» Stated goal
Return each line that holds the word "press".

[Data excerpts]
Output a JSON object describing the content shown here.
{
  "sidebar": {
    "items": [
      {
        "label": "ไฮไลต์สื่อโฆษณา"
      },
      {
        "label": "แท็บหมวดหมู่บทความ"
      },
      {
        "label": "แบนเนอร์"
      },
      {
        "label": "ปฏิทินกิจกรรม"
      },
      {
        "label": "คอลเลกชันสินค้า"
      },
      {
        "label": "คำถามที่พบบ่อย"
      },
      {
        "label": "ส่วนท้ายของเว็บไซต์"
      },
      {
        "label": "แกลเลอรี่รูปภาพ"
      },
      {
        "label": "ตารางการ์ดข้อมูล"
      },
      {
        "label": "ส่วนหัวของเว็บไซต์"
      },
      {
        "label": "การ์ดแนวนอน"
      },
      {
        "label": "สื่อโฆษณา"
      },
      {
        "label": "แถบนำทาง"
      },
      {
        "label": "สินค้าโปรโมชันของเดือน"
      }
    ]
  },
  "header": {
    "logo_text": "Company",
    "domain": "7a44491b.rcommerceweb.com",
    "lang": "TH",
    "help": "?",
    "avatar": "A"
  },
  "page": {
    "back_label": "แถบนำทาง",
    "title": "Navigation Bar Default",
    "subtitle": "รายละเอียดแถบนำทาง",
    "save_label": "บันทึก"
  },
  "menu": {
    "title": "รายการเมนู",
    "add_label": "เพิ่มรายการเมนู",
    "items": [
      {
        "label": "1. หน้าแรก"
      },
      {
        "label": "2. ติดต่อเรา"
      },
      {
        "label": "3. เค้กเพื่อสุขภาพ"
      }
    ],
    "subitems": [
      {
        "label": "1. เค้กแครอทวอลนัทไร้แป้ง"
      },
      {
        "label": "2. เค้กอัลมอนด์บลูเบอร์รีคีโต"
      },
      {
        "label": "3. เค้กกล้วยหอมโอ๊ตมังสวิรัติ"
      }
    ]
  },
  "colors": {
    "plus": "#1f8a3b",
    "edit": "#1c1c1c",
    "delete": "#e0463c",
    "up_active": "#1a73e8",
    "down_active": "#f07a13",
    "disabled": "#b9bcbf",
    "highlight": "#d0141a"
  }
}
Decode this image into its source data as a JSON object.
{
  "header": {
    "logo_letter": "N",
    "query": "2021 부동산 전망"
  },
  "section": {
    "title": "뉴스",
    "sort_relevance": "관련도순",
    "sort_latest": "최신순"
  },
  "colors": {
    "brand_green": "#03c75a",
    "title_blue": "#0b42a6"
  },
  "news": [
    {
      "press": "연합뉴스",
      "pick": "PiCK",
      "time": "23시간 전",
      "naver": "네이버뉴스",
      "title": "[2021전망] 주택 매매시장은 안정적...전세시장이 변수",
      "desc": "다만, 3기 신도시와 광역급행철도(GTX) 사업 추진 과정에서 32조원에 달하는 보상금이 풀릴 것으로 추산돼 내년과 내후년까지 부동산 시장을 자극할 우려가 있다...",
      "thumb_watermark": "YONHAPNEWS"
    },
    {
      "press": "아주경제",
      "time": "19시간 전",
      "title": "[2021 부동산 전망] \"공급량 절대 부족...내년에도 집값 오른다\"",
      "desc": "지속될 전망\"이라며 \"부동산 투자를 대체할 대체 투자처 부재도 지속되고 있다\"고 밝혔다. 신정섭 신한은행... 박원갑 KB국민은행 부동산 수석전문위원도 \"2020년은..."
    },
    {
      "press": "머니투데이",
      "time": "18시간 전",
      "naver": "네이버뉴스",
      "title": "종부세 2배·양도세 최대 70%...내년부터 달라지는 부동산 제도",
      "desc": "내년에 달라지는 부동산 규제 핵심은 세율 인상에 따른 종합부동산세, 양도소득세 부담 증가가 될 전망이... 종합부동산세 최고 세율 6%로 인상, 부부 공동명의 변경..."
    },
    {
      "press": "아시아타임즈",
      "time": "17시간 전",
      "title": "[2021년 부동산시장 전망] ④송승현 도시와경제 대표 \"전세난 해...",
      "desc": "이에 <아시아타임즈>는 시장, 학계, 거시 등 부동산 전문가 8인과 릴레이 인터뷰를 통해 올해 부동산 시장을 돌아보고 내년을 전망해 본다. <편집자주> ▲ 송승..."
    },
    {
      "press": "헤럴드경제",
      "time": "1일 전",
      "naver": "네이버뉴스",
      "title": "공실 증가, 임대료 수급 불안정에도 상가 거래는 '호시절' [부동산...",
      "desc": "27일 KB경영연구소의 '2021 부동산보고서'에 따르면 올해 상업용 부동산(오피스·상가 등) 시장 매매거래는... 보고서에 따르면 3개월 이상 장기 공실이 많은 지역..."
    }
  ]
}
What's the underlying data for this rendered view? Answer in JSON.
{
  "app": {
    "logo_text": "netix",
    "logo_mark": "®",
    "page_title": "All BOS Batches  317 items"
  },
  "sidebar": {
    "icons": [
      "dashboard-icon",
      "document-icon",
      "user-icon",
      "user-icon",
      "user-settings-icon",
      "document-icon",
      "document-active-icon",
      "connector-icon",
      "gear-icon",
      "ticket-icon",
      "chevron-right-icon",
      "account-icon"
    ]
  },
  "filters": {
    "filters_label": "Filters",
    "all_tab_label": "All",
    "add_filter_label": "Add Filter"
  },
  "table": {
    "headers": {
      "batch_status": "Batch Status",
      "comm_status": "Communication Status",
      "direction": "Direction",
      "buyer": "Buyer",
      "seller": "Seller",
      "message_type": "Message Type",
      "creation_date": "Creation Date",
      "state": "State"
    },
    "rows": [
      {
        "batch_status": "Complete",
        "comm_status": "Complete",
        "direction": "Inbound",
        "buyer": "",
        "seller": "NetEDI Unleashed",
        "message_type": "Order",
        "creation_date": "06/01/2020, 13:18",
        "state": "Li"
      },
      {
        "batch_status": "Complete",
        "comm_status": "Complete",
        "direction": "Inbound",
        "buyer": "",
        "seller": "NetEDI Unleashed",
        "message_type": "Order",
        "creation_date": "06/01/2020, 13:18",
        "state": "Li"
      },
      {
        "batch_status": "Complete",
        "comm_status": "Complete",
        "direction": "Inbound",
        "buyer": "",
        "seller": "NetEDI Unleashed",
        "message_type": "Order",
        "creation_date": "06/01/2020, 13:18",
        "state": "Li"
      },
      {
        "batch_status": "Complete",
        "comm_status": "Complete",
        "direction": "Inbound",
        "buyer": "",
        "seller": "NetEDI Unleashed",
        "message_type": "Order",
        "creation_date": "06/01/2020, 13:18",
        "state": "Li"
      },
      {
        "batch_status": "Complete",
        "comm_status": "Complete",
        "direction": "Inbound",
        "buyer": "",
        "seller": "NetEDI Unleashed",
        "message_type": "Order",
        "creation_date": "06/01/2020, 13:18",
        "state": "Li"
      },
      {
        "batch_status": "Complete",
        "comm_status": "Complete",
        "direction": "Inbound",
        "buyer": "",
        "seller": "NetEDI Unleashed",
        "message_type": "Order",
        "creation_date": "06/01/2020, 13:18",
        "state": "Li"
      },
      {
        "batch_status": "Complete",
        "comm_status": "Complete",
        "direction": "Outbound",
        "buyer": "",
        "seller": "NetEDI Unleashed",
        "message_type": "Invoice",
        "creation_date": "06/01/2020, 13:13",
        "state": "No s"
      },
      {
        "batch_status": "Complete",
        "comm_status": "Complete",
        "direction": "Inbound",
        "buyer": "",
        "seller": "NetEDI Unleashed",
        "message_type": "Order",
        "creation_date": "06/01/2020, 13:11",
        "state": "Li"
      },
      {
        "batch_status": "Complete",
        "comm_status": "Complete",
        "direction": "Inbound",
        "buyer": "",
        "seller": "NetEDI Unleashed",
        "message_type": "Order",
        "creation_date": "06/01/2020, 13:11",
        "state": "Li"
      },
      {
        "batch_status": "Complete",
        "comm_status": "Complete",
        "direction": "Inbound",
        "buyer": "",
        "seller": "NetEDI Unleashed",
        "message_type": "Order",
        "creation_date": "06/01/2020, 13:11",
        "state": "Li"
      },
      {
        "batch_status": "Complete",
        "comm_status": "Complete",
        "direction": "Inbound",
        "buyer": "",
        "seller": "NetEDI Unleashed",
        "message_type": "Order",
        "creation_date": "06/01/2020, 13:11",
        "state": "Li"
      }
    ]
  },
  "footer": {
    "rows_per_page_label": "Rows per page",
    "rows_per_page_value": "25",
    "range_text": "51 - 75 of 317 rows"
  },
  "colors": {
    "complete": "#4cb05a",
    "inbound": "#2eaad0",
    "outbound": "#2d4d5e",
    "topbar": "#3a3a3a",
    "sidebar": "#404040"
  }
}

» Exercise output
      "press": "연합뉴스",
      "press": "아주경제",
      "press": "머니투데이",
      "press": "아시아타임즈",
      "press": "헤럴드경제",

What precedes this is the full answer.